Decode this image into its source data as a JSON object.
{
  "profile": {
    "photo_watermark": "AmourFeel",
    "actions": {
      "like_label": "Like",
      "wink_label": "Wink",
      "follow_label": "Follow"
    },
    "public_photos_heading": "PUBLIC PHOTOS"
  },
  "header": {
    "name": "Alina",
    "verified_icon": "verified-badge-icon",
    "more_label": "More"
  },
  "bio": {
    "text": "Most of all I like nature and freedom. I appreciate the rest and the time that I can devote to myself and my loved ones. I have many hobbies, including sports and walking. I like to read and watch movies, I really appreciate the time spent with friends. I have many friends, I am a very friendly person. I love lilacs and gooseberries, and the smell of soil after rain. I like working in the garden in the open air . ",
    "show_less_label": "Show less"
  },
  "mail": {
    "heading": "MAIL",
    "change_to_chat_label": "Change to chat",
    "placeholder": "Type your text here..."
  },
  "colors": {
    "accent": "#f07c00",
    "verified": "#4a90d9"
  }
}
++++++++++++++++++++
THE PROBLEM → From the records above, extract each line exactly as shown.

ANSWER TO THIS PROBLEM →
Decode this image into its source data as a JSON object.
{
  "profile": {
    "photo_watermark": "AmourFeel",
    "actions": {
      "like_label": "Like",
      "wink_label": "Wink",
      "follow_label": "Follow"
    },
    "public_photos_heading": "PUBLIC PHOTOS"
  },
  "header": {
    "name": "Alina",
    "verified_icon": "verified-badge-icon",
    "more_label": "More"
  },
  "bio": {
    "text": "Most of all I like nature and freedom. I appreciate the rest and the time that I can devote to myself and my loved ones. I have many hobbies, including sports and walking. I like to read and watch movies, I really appreciate the time spent with friends. I have many friends, I am a very friendly person. I love lilacs and gooseberries, and the smell of soil after rain. I like working in the garden in the open air . ",
    "show_less_label": "Show less"
  },
  "mail": {
    "heading": "MAIL",
    "change_to_chat_label": "Change to chat",
    "placeholder": "Type your text here..."
  },
  "colors": {
    "accent": "#f07c00",
    "verified": "#4a90d9"
  }
}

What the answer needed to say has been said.